Drop every picture, then transcribe the remaining data exactly.

— BEGIN —

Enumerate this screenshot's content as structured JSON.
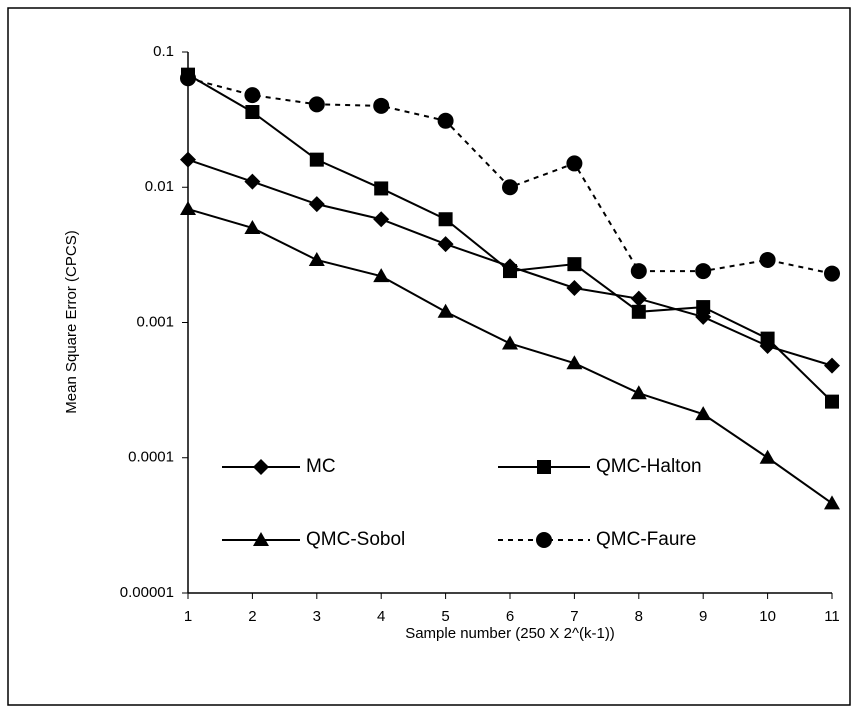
{
  "chart_data": {
    "type": "line",
    "x_label": "Sample number (250 X 2^(k-1))",
    "y_label": "Mean Square Error (CPCS)",
    "x": [
      1,
      2,
      3,
      4,
      5,
      6,
      7,
      8,
      9,
      10,
      11
    ],
    "xlim": [
      1,
      11
    ],
    "xticks": [
      1,
      2,
      3,
      4,
      5,
      6,
      7,
      8,
      9,
      10,
      11
    ],
    "ylim": [
      1e-05,
      0.1
    ],
    "yticks": [
      0.1,
      0.01,
      0.001,
      0.0001,
      1e-05
    ],
    "log_y": true,
    "series": [
      {
        "name": "MC",
        "color": "#000000",
        "marker": "diamond",
        "dashed": false,
        "values": [
          0.016,
          0.011,
          0.0075,
          0.0058,
          0.0038,
          0.0026,
          0.0018,
          0.0015,
          0.0011,
          0.00067,
          0.00048
        ]
      },
      {
        "name": "QMC-Halton",
        "color": "#000000",
        "marker": "square",
        "dashed": false,
        "values": [
          0.068,
          0.036,
          0.016,
          0.0098,
          0.0058,
          0.0024,
          0.0027,
          0.0012,
          0.0013,
          0.00076,
          0.00026
        ]
      },
      {
        "name": "QMC-Sobol",
        "color": "#000000",
        "marker": "triangle",
        "dashed": false,
        "values": [
          0.0069,
          0.005,
          0.0029,
          0.0022,
          0.0012,
          0.0007,
          0.0005,
          0.0003,
          0.00021,
          0.0001,
          4.6e-05
        ]
      },
      {
        "name": "QMC-Faure",
        "color": "#000000",
        "marker": "circle",
        "dashed": true,
        "values": [
          0.064,
          0.048,
          0.041,
          0.04,
          0.031,
          0.01,
          0.015,
          0.0024,
          0.0024,
          0.0029,
          0.0023
        ]
      }
    ]
  }
}
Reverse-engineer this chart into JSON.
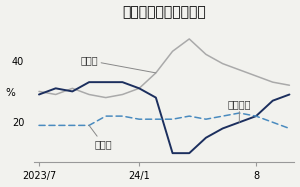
{
  "title": "軽自動車の販売シェア",
  "ylabel": "%",
  "yticks": [
    20,
    40
  ],
  "ylim": [
    7,
    52
  ],
  "xtick_labels": [
    "2023/7",
    "24/1",
    "8"
  ],
  "ann_suzuki": "スズキ",
  "ann_daihatsu": "ダイハツ",
  "ann_honda": "ホンダ",
  "suzuki_color": "#aaaaaa",
  "daihatsu_color": "#1c2f5e",
  "honda_color": "#4a8bbf",
  "background": "#f2f2ee",
  "suzuki": [
    30,
    29,
    31,
    29,
    28,
    29,
    31,
    36,
    43,
    47,
    42,
    39,
    37,
    35,
    33,
    32
  ],
  "daihatsu": [
    29,
    31,
    30,
    33,
    33,
    33,
    31,
    28,
    10,
    10,
    15,
    18,
    20,
    22,
    27,
    29
  ],
  "honda": [
    19,
    19,
    19,
    19,
    22,
    22,
    21,
    21,
    21,
    22,
    21,
    22,
    23,
    22,
    20,
    18
  ],
  "n_points": 16,
  "xtick_indices": [
    0,
    6,
    13
  ]
}
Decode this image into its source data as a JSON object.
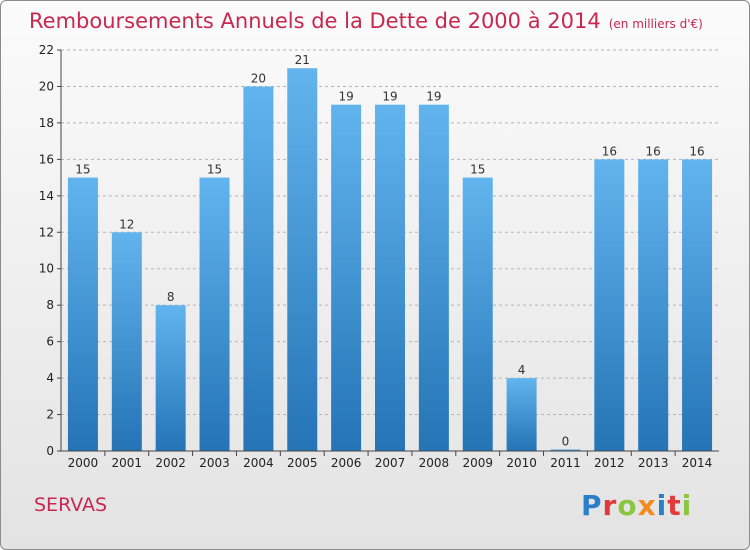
{
  "header": {
    "title": "Remboursements Annuels de la Dette de 2000 à 2014",
    "unit": "(en milliers d'€)"
  },
  "footer": {
    "commune": "SERVAS",
    "logo_letters": [
      "P",
      "r",
      "o",
      "x",
      "i",
      "t",
      "i"
    ],
    "logo_colors": [
      "#2a7fc9",
      "#e23a3a",
      "#8cc63f",
      "#f28c1e",
      "#2a7fc9",
      "#e23a3a",
      "#8cc63f"
    ]
  },
  "colors": {
    "bar_top": "#62b4ee",
    "bar_bottom": "#2474b6",
    "axis": "#444444",
    "grid": "#b5b5b5"
  },
  "chart_data": {
    "type": "bar",
    "categories": [
      "2000",
      "2001",
      "2002",
      "2003",
      "2004",
      "2005",
      "2006",
      "2007",
      "2008",
      "2009",
      "2010",
      "2011",
      "2012",
      "2013",
      "2014"
    ],
    "values": [
      15,
      12,
      8,
      15,
      20,
      21,
      19,
      19,
      19,
      15,
      4,
      0,
      16,
      16,
      16
    ],
    "data_labels": [
      "15",
      "12",
      "8",
      "15",
      "20",
      "21",
      "19",
      "19",
      "19",
      "15",
      "4",
      "0",
      "16",
      "16",
      "16"
    ],
    "ylim": [
      0,
      22
    ],
    "yticks": [
      0,
      2,
      4,
      6,
      8,
      10,
      12,
      14,
      16,
      18,
      20,
      22
    ],
    "grid": true
  }
}
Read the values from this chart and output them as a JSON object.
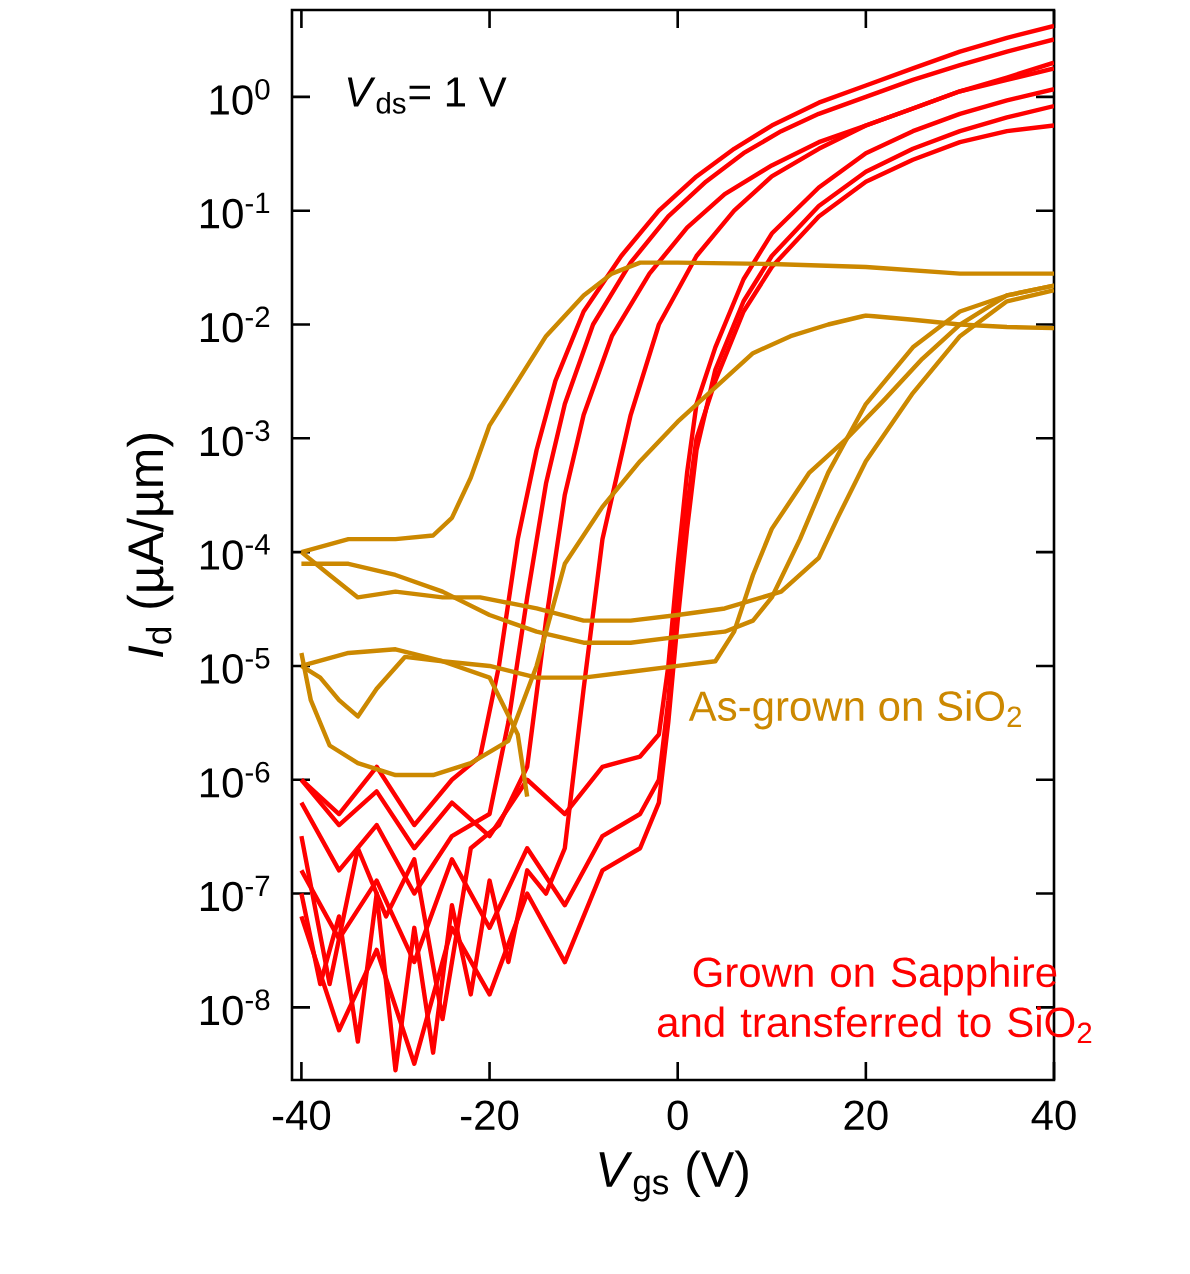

— END —

• [OUTPUT OF THE EXERCISE]
Enumerate this screenshot's content as structured JSON.
{
  "chart_data": {
    "type": "line",
    "x_label": "Sample number (250 X 2^(k-1))",
    "y_label": "Mean Square Error (CPCS)",
    "x": [
      1,
      2,
      3,
      4,
      5,
      6,
      7,
      8,
      9,
      10,
      11
    ],
    "xlim": [
      1,
      11
    ],
    "xticks": [
      1,
      2,
      3,
      4,
      5,
      6,
      7,
      8,
      9,
      10,
      11
    ],
    "ylim": [
      1e-05,
      0.1
    ],
    "yticks": [
      0.1,
      0.01,
      0.001,
      0.0001,
      1e-05
    ],
    "log_y": true,
    "series": [
      {
        "name": "MC",
        "color": "#000000",
        "marker": "diamond",
        "dashed": false,
        "values": [
          0.016,
          0.011,
          0.0075,
          0.0058,
          0.0038,
          0.0026,
          0.0018,
          0.0015,
          0.0011,
          0.00067,
          0.00048
        ]
      },
      {
        "name": "QMC-Halton",
        "color": "#000000",
        "marker": "square",
        "dashed": false,
        "values": [
          0.068,
          0.036,
          0.016,
          0.0098,
          0.0058,
          0.0024,
          0.0027,
          0.0012,
          0.0013,
          0.00076,
          0.00026
        ]
      },
      {
        "name": "QMC-Sobol",
        "color": "#000000",
        "marker": "triangle",
        "dashed": false,
        "values": [
          0.0069,
          0.005,
          0.0029,
          0.0022,
          0.0012,
          0.0007,
          0.0005,
          0.0003,
          0.00021,
          0.0001,
          4.6e-05
        ]
      },
      {
        "name": "QMC-Faure",
        "color": "#000000",
        "marker": "circle",
        "dashed": true,
        "values": [
          0.064,
          0.048,
          0.041,
          0.04,
          0.031,
          0.01,
          0.015,
          0.0024,
          0.0024,
          0.0029,
          0.0023
        ]
      }
    ]
  }
}
Reverse-engineer this chart into JSON.
{
  "title": "軽自動車の販売シェア",
  "ylabel": "%",
  "yticks": [
    20,
    40
  ],
  "ylim": [
    7,
    52
  ],
  "xtick_labels": [
    "2023/7",
    "24/1",
    "8"
  ],
  "ann_suzuki": "スズキ",
  "ann_daihatsu": "ダイハツ",
  "ann_honda": "ホンダ",
  "suzuki_color": "#aaaaaa",
  "daihatsu_color": "#1c2f5e",
  "honda_color": "#4a8bbf",
  "background": "#f2f2ee",
  "suzuki": [
    30,
    29,
    31,
    29,
    28,
    29,
    31,
    36,
    43,
    47,
    42,
    39,
    37,
    35,
    33,
    32
  ],
  "daihatsu": [
    29,
    31,
    30,
    33,
    33,
    33,
    31,
    28,
    10,
    10,
    15,
    18,
    20,
    22,
    27,
    29
  ],
  "honda": [
    19,
    19,
    19,
    19,
    22,
    22,
    21,
    21,
    21,
    22,
    21,
    22,
    23,
    22,
    20,
    18
  ],
  "n_points": 16,
  "xtick_indices": [
    0,
    6,
    13
  ]
}
Decode this image into its source data as a JSON object.
{
  "header": {
    "title": "Remboursements Annuels de la Dette de 2000 à 2014",
    "unit": "(en milliers d'€)"
  },
  "footer": {
    "commune": "SERVAS",
    "logo_letters": [
      "P",
      "r",
      "o",
      "x",
      "i",
      "t",
      "i"
    ],
    "logo_colors": [
      "#2a7fc9",
      "#e23a3a",
      "#8cc63f",
      "#f28c1e",
      "#2a7fc9",
      "#e23a3a",
      "#8cc63f"
    ]
  },
  "colors": {
    "bar_top": "#62b4ee",
    "bar_bottom": "#2474b6",
    "axis": "#444444",
    "grid": "#b5b5b5"
  },
  "chart_data": {
    "type": "bar",
    "categories": [
      "2000",
      "2001",
      "2002",
      "2003",
      "2004",
      "2005",
      "2006",
      "2007",
      "2008",
      "2009",
      "2010",
      "2011",
      "2012",
      "2013",
      "2014"
    ],
    "values": [
      15,
      12,
      8,
      15,
      20,
      21,
      19,
      19,
      19,
      15,
      4,
      0,
      16,
      16,
      16
    ],
    "data_labels": [
      "15",
      "12",
      "8",
      "15",
      "20",
      "21",
      "19",
      "19",
      "19",
      "15",
      "4",
      "0",
      "16",
      "16",
      "16"
    ],
    "ylim": [
      0,
      22
    ],
    "yticks": [
      0,
      2,
      4,
      6,
      8,
      10,
      12,
      14,
      16,
      18,
      20,
      22
    ],
    "grid": true
  }
}
Read the values from this chart and output them as a JSON object.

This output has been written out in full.